> Given exercise:
Lines containing the word "Sensitivity" need to be counted. Please reply with how many there are, and nothing else.

*** Provided data

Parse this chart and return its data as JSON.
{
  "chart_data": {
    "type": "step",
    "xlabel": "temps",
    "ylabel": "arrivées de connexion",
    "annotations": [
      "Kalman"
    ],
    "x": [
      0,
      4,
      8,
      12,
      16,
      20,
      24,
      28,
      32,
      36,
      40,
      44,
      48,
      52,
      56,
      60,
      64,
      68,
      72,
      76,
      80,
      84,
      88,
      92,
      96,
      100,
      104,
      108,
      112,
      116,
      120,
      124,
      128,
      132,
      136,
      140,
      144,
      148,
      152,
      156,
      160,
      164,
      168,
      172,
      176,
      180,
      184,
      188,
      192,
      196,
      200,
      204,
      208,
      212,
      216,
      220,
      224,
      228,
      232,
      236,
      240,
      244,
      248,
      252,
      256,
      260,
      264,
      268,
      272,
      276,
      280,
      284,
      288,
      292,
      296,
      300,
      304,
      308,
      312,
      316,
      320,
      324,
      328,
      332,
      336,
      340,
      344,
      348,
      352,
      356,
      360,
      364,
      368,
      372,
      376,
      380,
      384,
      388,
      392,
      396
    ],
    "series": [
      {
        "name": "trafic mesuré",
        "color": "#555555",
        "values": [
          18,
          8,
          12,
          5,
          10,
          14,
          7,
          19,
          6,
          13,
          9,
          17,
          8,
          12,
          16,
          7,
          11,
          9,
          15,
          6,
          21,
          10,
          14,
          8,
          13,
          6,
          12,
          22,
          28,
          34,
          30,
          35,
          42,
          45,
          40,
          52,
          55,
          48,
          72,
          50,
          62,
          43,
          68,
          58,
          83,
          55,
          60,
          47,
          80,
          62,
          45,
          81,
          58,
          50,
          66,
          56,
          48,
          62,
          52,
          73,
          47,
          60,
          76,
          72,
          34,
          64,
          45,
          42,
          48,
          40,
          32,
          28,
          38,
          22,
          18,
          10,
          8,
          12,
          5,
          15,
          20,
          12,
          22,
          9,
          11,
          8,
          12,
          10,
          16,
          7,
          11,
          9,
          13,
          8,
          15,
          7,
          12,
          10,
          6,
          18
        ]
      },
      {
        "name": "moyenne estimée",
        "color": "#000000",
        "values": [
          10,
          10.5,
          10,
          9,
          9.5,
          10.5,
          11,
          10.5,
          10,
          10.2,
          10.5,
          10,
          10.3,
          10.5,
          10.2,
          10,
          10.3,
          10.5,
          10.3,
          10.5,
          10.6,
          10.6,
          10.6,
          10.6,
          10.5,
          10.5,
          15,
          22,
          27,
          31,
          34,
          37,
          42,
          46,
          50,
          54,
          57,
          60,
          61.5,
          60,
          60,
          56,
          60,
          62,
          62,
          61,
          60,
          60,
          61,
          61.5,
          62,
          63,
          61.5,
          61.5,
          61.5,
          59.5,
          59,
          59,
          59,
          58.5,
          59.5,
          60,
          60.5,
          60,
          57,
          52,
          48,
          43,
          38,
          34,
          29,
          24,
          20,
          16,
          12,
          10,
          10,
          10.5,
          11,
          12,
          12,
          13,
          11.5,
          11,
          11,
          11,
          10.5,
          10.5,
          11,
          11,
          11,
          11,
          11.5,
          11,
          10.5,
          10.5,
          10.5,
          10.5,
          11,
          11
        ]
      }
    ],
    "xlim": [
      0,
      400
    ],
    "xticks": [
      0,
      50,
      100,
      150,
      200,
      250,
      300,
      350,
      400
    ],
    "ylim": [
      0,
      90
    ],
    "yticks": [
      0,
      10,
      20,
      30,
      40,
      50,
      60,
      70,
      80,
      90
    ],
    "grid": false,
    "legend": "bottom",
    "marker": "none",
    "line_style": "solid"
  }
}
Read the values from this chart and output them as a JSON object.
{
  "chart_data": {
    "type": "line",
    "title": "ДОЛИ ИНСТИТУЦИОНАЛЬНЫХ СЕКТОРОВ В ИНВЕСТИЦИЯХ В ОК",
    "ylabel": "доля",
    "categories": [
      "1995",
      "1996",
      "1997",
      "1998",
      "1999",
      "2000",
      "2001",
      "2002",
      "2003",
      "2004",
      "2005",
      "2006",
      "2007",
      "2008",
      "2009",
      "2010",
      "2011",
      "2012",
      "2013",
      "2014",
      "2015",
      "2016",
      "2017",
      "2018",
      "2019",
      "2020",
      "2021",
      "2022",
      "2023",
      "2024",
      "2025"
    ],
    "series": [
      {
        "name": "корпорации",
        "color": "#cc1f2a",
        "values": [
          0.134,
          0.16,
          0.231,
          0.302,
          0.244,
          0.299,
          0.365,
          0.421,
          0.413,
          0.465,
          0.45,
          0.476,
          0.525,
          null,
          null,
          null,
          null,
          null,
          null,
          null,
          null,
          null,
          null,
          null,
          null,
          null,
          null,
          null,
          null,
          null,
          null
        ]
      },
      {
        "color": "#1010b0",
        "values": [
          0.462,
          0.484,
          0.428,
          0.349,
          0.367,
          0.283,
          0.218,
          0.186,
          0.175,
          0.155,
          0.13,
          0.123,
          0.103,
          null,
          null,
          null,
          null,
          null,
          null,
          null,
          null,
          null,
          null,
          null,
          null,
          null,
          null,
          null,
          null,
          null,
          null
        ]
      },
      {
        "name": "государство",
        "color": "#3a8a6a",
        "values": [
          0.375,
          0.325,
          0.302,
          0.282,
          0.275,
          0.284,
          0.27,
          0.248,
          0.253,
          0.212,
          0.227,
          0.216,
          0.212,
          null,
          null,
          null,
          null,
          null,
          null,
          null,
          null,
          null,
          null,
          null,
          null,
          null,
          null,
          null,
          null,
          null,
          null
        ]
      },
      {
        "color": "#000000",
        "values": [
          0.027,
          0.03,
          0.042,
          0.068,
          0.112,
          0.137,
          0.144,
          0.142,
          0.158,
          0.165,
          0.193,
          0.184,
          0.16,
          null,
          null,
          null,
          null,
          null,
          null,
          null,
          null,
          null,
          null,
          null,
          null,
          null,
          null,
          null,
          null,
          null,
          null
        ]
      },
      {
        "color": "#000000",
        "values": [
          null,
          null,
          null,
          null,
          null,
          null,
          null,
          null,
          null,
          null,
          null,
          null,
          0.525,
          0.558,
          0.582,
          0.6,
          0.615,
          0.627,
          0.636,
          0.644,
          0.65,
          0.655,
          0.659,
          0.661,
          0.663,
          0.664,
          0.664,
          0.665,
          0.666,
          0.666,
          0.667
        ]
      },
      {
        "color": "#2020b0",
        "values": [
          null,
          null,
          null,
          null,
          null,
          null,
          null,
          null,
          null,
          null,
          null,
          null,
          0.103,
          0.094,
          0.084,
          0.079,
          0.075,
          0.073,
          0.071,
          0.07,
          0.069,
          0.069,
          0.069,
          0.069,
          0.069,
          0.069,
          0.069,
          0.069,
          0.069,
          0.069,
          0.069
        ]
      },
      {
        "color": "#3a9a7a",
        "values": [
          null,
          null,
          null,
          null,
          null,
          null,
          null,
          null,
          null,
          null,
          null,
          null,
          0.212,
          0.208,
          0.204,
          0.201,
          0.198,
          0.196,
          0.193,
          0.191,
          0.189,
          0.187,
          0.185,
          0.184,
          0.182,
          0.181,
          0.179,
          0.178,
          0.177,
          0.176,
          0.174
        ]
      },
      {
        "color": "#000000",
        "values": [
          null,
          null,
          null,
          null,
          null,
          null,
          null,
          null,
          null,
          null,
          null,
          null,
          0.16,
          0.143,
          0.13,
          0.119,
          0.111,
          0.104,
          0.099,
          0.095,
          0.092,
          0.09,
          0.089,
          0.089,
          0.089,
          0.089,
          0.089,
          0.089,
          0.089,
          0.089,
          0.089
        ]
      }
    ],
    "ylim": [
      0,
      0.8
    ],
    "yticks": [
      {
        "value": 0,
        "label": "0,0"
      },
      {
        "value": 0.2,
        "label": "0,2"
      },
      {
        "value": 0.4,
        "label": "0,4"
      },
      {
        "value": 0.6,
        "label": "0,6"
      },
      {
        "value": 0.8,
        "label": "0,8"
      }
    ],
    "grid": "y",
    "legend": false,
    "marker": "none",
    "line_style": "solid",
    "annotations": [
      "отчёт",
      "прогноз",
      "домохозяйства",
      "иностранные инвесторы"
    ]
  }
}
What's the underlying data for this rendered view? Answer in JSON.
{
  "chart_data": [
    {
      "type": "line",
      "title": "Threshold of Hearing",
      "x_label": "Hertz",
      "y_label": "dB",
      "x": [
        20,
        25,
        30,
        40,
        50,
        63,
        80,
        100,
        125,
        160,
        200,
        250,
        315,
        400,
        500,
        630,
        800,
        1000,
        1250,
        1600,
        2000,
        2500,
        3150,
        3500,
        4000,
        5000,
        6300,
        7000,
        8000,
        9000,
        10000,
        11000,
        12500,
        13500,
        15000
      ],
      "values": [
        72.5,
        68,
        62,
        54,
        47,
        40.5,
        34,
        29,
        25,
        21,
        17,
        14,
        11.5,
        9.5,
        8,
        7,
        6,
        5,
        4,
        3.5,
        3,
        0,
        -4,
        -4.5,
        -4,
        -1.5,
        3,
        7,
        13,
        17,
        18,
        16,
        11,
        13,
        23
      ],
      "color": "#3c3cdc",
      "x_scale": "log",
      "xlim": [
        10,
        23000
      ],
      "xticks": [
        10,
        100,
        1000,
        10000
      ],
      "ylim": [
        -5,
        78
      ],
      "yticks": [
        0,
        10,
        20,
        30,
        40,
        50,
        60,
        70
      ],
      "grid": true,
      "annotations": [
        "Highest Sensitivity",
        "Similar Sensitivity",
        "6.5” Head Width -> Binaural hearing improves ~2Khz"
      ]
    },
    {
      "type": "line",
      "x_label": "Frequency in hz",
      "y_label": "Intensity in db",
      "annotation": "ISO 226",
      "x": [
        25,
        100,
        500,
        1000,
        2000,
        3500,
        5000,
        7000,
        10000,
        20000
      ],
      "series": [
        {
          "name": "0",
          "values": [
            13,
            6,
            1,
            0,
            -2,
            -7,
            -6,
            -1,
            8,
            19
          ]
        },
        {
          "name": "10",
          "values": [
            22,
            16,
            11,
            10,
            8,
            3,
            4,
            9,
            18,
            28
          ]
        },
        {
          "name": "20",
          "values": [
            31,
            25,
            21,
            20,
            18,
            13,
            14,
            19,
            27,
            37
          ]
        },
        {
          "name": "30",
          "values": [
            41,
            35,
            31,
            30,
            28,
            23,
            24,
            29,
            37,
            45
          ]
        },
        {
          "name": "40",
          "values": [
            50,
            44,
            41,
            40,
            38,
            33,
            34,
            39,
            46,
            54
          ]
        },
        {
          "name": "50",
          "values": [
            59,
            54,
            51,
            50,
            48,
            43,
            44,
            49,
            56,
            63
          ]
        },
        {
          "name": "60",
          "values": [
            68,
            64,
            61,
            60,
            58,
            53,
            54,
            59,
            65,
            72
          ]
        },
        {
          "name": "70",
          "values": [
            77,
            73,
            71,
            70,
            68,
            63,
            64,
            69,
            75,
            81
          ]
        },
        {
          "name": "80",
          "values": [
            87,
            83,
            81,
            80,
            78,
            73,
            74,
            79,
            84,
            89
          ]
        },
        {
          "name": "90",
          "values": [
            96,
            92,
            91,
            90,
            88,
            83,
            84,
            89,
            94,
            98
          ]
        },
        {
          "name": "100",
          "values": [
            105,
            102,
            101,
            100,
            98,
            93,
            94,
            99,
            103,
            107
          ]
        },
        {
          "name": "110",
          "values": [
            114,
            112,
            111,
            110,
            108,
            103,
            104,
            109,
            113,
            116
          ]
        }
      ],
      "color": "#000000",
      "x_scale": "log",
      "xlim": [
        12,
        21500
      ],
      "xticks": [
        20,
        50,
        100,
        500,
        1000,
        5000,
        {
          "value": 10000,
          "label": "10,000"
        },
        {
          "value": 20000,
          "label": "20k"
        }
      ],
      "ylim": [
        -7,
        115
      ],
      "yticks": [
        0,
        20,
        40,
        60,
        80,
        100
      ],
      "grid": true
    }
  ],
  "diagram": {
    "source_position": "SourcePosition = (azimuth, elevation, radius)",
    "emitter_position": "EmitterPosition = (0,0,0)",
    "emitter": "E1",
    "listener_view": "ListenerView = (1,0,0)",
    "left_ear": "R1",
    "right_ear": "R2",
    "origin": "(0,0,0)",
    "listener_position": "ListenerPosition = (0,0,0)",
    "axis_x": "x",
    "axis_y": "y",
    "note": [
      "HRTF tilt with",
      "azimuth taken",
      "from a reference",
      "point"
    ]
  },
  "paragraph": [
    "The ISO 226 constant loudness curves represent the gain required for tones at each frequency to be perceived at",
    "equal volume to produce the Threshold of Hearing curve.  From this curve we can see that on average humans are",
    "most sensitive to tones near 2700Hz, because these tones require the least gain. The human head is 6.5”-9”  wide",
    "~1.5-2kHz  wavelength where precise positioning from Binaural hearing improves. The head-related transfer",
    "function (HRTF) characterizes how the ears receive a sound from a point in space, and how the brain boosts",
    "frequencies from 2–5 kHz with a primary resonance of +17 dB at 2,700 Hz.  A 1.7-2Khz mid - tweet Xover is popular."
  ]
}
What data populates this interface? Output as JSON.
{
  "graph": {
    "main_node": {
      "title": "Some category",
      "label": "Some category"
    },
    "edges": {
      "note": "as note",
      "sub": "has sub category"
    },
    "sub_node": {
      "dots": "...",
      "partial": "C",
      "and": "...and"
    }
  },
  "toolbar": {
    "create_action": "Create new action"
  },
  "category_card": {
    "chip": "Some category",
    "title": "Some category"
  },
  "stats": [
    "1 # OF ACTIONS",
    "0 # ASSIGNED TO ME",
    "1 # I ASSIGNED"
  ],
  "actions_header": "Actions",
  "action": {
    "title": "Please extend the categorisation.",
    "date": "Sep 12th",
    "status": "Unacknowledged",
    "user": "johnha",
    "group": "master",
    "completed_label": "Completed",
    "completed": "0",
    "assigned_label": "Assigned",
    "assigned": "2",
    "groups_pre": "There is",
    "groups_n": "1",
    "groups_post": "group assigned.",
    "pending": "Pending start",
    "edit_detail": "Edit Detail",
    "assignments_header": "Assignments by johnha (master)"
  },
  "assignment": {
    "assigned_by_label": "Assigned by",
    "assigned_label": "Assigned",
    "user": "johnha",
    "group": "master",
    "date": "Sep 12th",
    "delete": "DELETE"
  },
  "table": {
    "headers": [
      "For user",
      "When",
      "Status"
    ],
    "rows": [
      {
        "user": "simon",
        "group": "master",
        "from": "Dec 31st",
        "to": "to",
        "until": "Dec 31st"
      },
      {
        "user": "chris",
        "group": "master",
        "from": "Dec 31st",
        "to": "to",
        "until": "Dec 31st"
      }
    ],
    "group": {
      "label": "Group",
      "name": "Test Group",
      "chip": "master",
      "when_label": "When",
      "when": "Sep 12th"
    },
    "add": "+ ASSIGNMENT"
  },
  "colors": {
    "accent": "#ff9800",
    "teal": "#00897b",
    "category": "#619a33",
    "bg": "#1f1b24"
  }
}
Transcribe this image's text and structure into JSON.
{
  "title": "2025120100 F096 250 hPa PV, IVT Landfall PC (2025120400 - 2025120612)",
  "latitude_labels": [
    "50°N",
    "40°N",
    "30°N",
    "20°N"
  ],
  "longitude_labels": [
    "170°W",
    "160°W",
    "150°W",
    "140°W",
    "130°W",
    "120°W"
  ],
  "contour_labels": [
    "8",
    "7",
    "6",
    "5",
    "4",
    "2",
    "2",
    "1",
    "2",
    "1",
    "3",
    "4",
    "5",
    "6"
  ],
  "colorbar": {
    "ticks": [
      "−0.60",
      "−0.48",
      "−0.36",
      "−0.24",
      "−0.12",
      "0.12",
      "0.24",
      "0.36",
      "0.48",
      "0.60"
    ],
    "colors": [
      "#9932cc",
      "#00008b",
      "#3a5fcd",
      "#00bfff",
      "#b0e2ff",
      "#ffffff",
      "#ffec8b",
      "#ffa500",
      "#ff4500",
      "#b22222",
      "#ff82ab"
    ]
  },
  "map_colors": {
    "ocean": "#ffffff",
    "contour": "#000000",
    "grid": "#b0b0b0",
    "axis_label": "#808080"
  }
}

******

> Final result:
2